# YOUR GOAL:
Gather every line of the entries that includes the word "name".

# DATA SHOWN:
▬▬▬▬▬▬▬▬▬▬
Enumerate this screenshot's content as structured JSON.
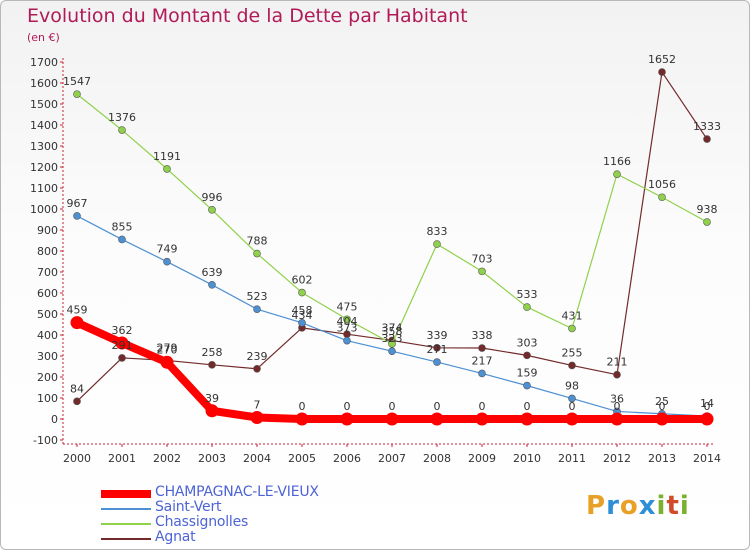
{
  "header": {
    "title": "Evolution du Montant de la Dette par Habitant",
    "subtitle": "(en €)"
  },
  "brand": {
    "logo_text": "Proxiti",
    "letters": [
      "P",
      "r",
      "o",
      "x",
      "i",
      "t",
      "i"
    ],
    "letter_colors": [
      "#e8a027",
      "#2e8fd6",
      "#e8a027",
      "#2e8fd6",
      "#7ab12e",
      "#d14a2a",
      "#7ab12e"
    ]
  },
  "chart_data": {
    "type": "line",
    "title": "Evolution du Montant de la Dette par Habitant",
    "subtitle": "(en €)",
    "xlabel": "",
    "ylabel": "",
    "categories": [
      "2000",
      "2001",
      "2002",
      "2003",
      "2004",
      "2005",
      "2006",
      "2007",
      "2008",
      "2009",
      "2010",
      "2011",
      "2012",
      "2013",
      "2014"
    ],
    "ylim": [
      -100,
      1700
    ],
    "yticks": [
      -100,
      0,
      100,
      200,
      300,
      400,
      500,
      600,
      700,
      800,
      900,
      1000,
      1100,
      1200,
      1300,
      1400,
      1500,
      1600,
      1700
    ],
    "grid": false,
    "legend_position": "bottom-left",
    "series": [
      {
        "name": "CHAMPAGNAC-LE-VIEUX",
        "color": "#ff0000",
        "values": [
          459,
          362,
          270,
          39,
          7,
          0,
          0,
          0,
          0,
          0,
          0,
          0,
          0,
          0,
          0
        ],
        "labels": [
          "459",
          "362",
          "270",
          "39",
          "7",
          "0",
          "0",
          "0",
          "0",
          "0",
          "0",
          "0",
          "0",
          "0",
          "0"
        ]
      },
      {
        "name": "Saint-Vert",
        "color": "#4d90d3",
        "values": [
          967,
          855,
          749,
          639,
          523,
          458,
          373,
          323,
          271,
          217,
          159,
          98,
          36,
          25,
          14
        ],
        "labels": [
          "967",
          "855",
          "749",
          "639",
          "523",
          "458",
          "373",
          "323",
          "271",
          "217",
          "159",
          "98",
          "36",
          "25",
          "14"
        ]
      },
      {
        "name": "Chassignolles",
        "color": "#8fd14a",
        "values": [
          1547,
          1376,
          1191,
          996,
          788,
          602,
          475,
          358,
          833,
          703,
          533,
          431,
          1166,
          1056,
          938
        ],
        "labels": [
          "1547",
          "1376",
          "1191",
          "996",
          "788",
          "602",
          "475",
          "358",
          "833",
          "703",
          "533",
          "431",
          "1166",
          "1056",
          "938"
        ]
      },
      {
        "name": "Agnat",
        "color": "#722a2a",
        "values": [
          84,
          291,
          279,
          258,
          239,
          434,
          404,
          374,
          339,
          338,
          303,
          255,
          211,
          1652,
          1333
        ],
        "labels": [
          "84",
          "291",
          "279",
          "258",
          "239",
          "434",
          "404",
          "374",
          "339",
          "338",
          "303",
          "255",
          "211",
          "1652",
          "1333"
        ]
      }
    ]
  }
}
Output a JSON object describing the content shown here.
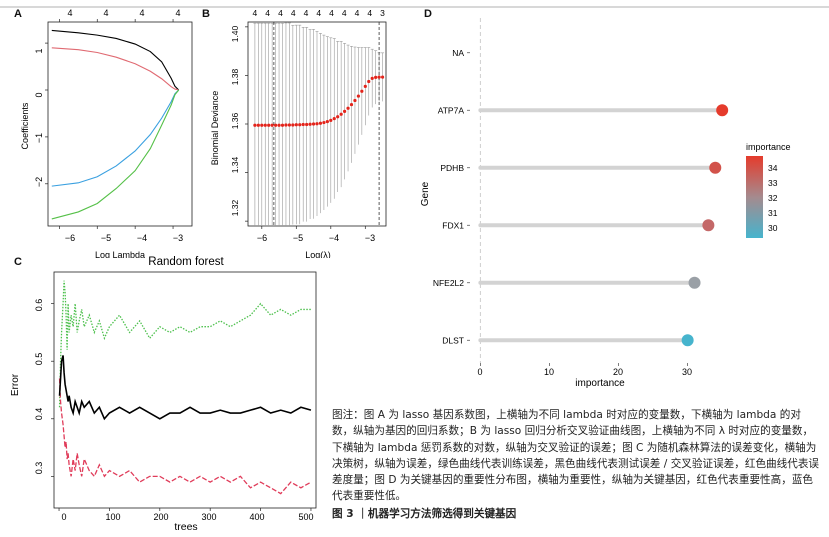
{
  "panels": {
    "A": {
      "label": "A",
      "xlabel": "Log Lambda",
      "ylabel": "Coefficients",
      "xticks": [
        "−6",
        "−5",
        "−4",
        "−3"
      ],
      "yticks": [
        "−2",
        "−1",
        "0",
        "1"
      ],
      "top_ticks": [
        "4",
        "4",
        "4",
        "4"
      ]
    },
    "B": {
      "label": "B",
      "xlabel": "Log(λ)",
      "ylabel": "Binomial Deviance",
      "xticks": [
        "−6",
        "−5",
        "−4",
        "−3"
      ],
      "yticks": [
        "1.32",
        "1.34",
        "1.36",
        "1.38",
        "1.40"
      ],
      "top_ticks": [
        "4",
        "4",
        "4",
        "4",
        "4",
        "4",
        "4",
        "4",
        "4",
        "4",
        "3"
      ]
    },
    "C": {
      "label": "C",
      "title": "Random forest",
      "xlabel": "trees",
      "ylabel": "Error",
      "xticks": [
        "0",
        "100",
        "200",
        "300",
        "400",
        "500"
      ],
      "yticks": [
        "0.3",
        "0.4",
        "0.5",
        "0.6"
      ]
    },
    "D": {
      "label": "D",
      "xlabel": "importance",
      "ylabel": "Gene",
      "xticks": [
        "0",
        "10",
        "20",
        "30"
      ],
      "legend_title": "importance",
      "legend_ticks": [
        "34",
        "33",
        "32",
        "31",
        "30"
      ]
    }
  },
  "chart_data": [
    {
      "panel": "A",
      "type": "line",
      "xlabel": "Log Lambda",
      "ylabel": "Coefficients",
      "xlim": [
        -6.3,
        -2.5
      ],
      "ylim": [
        -2.9,
        1.45
      ],
      "series": [
        {
          "color": "#000000",
          "x": [
            -6.2,
            -5.5,
            -5,
            -4.5,
            -4,
            -3.6,
            -3.3,
            -3.05,
            -2.95,
            -2.85
          ],
          "y": [
            1.27,
            1.22,
            1.17,
            1.1,
            0.98,
            0.82,
            0.6,
            0.25,
            0.08,
            0.0
          ]
        },
        {
          "color": "#e06a72",
          "x": [
            -6.2,
            -5.5,
            -5,
            -4.5,
            -4,
            -3.6,
            -3.3,
            -3.05,
            -2.95,
            -2.85
          ],
          "y": [
            0.9,
            0.86,
            0.8,
            0.7,
            0.56,
            0.4,
            0.24,
            0.07,
            0.02,
            0.0
          ]
        },
        {
          "color": "#3aa0e0",
          "x": [
            -6.2,
            -5.5,
            -5,
            -4.5,
            -4,
            -3.6,
            -3.3,
            -3.05,
            -2.95,
            -2.85
          ],
          "y": [
            -2.05,
            -1.98,
            -1.85,
            -1.62,
            -1.3,
            -0.95,
            -0.6,
            -0.25,
            -0.08,
            0.0
          ]
        },
        {
          "color": "#55c048",
          "x": [
            -6.2,
            -5.5,
            -5,
            -4.5,
            -4,
            -3.6,
            -3.3,
            -3.05,
            -2.95,
            -2.85
          ],
          "y": [
            -2.75,
            -2.6,
            -2.42,
            -2.1,
            -1.72,
            -1.25,
            -0.75,
            -0.32,
            -0.1,
            0.0
          ]
        }
      ]
    },
    {
      "panel": "B",
      "type": "scatter",
      "xlabel": "Log(λ)",
      "ylabel": "Binomial Deviance",
      "xlim": [
        -6.4,
        -2.4
      ],
      "ylim": [
        1.318,
        1.402
      ],
      "vlines": [
        -5.65,
        -2.6
      ],
      "points_x": [
        -6.2,
        -6.1,
        -6.0,
        -5.9,
        -5.8,
        -5.7,
        -5.6,
        -5.5,
        -5.4,
        -5.3,
        -5.2,
        -5.1,
        -5.0,
        -4.9,
        -4.8,
        -4.7,
        -4.6,
        -4.5,
        -4.4,
        -4.3,
        -4.2,
        -4.1,
        -4.0,
        -3.9,
        -3.8,
        -3.7,
        -3.6,
        -3.5,
        -3.4,
        -3.3,
        -3.2,
        -3.1,
        -3.0,
        -2.9,
        -2.8,
        -2.7,
        -2.6,
        -2.5
      ],
      "points_y": [
        1.3595,
        1.3595,
        1.3595,
        1.3595,
        1.3595,
        1.3595,
        1.3595,
        1.3595,
        1.3595,
        1.3596,
        1.3596,
        1.3596,
        1.3597,
        1.3597,
        1.3598,
        1.3598,
        1.3599,
        1.36,
        1.3601,
        1.3603,
        1.3606,
        1.361,
        1.3615,
        1.3622,
        1.363,
        1.364,
        1.3652,
        1.3665,
        1.368,
        1.3697,
        1.3715,
        1.3735,
        1.3755,
        1.3775,
        1.3788,
        1.3792,
        1.3793,
        1.3793
      ],
      "errors": [
        0.042,
        0.042,
        0.042,
        0.042,
        0.042,
        0.042,
        0.042,
        0.042,
        0.042,
        0.042,
        0.042,
        0.041,
        0.041,
        0.041,
        0.04,
        0.04,
        0.039,
        0.039,
        0.038,
        0.037,
        0.036,
        0.035,
        0.034,
        0.033,
        0.031,
        0.03,
        0.028,
        0.026,
        0.024,
        0.022,
        0.02,
        0.018,
        0.016,
        0.014,
        0.012,
        0.011,
        0.01,
        0.01
      ]
    },
    {
      "panel": "C",
      "type": "line",
      "title": "Random forest",
      "xlabel": "trees",
      "ylabel": "Error",
      "xlim": [
        -10,
        510
      ],
      "ylim": [
        0.245,
        0.655
      ],
      "series": [
        {
          "color": "#000000",
          "style": "solid",
          "x": [
            1,
            3,
            5,
            8,
            10,
            12,
            14,
            16,
            18,
            20,
            24,
            28,
            32,
            36,
            40,
            45,
            50,
            60,
            70,
            80,
            90,
            100,
            120,
            140,
            160,
            180,
            200,
            220,
            240,
            260,
            280,
            300,
            320,
            340,
            360,
            380,
            400,
            420,
            440,
            460,
            480,
            500
          ],
          "y": [
            0.44,
            0.47,
            0.5,
            0.51,
            0.48,
            0.46,
            0.45,
            0.44,
            0.43,
            0.44,
            0.42,
            0.41,
            0.43,
            0.42,
            0.41,
            0.43,
            0.42,
            0.43,
            0.41,
            0.42,
            0.4,
            0.41,
            0.42,
            0.41,
            0.42,
            0.41,
            0.4,
            0.41,
            0.41,
            0.42,
            0.41,
            0.41,
            0.415,
            0.41,
            0.41,
            0.415,
            0.42,
            0.41,
            0.415,
            0.41,
            0.42,
            0.415
          ]
        },
        {
          "color": "#e03c5a",
          "style": "dashed",
          "x": [
            1,
            3,
            5,
            8,
            10,
            12,
            14,
            16,
            18,
            20,
            24,
            28,
            32,
            36,
            40,
            45,
            50,
            60,
            70,
            80,
            90,
            100,
            120,
            140,
            160,
            180,
            200,
            220,
            240,
            260,
            280,
            300,
            320,
            340,
            360,
            380,
            400,
            420,
            440,
            460,
            480,
            500
          ],
          "y": [
            0.47,
            0.43,
            0.41,
            0.39,
            0.37,
            0.35,
            0.36,
            0.33,
            0.34,
            0.32,
            0.3,
            0.33,
            0.31,
            0.34,
            0.32,
            0.3,
            0.33,
            0.31,
            0.3,
            0.32,
            0.3,
            0.31,
            0.3,
            0.31,
            0.29,
            0.3,
            0.3,
            0.29,
            0.3,
            0.29,
            0.3,
            0.29,
            0.3,
            0.29,
            0.3,
            0.28,
            0.29,
            0.28,
            0.27,
            0.29,
            0.28,
            0.29
          ]
        },
        {
          "color": "#4cc04c",
          "style": "dotted",
          "x": [
            1,
            3,
            5,
            8,
            10,
            12,
            14,
            16,
            18,
            20,
            24,
            28,
            32,
            36,
            40,
            45,
            50,
            60,
            70,
            80,
            90,
            100,
            120,
            140,
            160,
            180,
            200,
            220,
            240,
            260,
            280,
            300,
            320,
            340,
            360,
            380,
            400,
            420,
            440,
            460,
            480,
            500
          ],
          "y": [
            0.42,
            0.5,
            0.55,
            0.6,
            0.64,
            0.62,
            0.58,
            0.52,
            0.6,
            0.55,
            0.58,
            0.56,
            0.6,
            0.55,
            0.57,
            0.59,
            0.56,
            0.58,
            0.55,
            0.57,
            0.54,
            0.56,
            0.58,
            0.55,
            0.57,
            0.54,
            0.56,
            0.55,
            0.56,
            0.55,
            0.56,
            0.56,
            0.57,
            0.56,
            0.57,
            0.58,
            0.6,
            0.58,
            0.59,
            0.58,
            0.59,
            0.59
          ]
        }
      ]
    },
    {
      "panel": "D",
      "type": "bar",
      "orientation": "horizontal",
      "xlabel": "importance",
      "ylabel": "Gene",
      "xlim": [
        -1.5,
        37
      ],
      "categories": [
        "NA",
        "ATP7A",
        "PDHB",
        "FDX1",
        "NFE2L2",
        "DLST"
      ],
      "values": [
        0,
        35,
        34,
        33,
        31,
        30
      ],
      "colors": [
        "",
        "#e53b2c",
        "#d2524a",
        "#c46868",
        "#9aa0a6",
        "#46b4cd"
      ],
      "legend": {
        "title": "importance",
        "ticks": [
          34,
          33,
          32,
          31,
          30
        ],
        "gradient_top": "#e53b2c",
        "gradient_bottom": "#46b4cd"
      }
    }
  ],
  "caption": {
    "text": "图注：图 A 为 lasso 基因系数图，上横轴为不同 lambda 时对应的变量数，下横轴为 lambda 的对数，纵轴为基因的回归系数；B 为 lasso 回归分析交叉验证曲线图，上横轴为不同 λ 时对应的变量数，下横轴为 lambda 惩罚系数的对数，纵轴为交叉验证的误差；图 C 为随机森林算法的误差变化，横轴为决策树，纵轴为误差，绿色曲线代表训练误差，黑色曲线代表测试误差 / 交叉验证误差，红色曲线代表误差度量；图 D 为关键基因的重要性分布图，横轴为重要性，纵轴为关键基因，红色代表重要性高，蓝色代表重要性低。",
    "title": "图 3  ｜机器学习方法筛选得到关键基因"
  }
}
▬▬▬▬▬▬▬▬▬▬
# ANSWER FOR THIS EXERCISE:
        "name": "CHAMPAGNAC-LE-VIEUX",
        "name": "Saint-Vert",
        "name": "Chassignolles",
        "name": "Agnat",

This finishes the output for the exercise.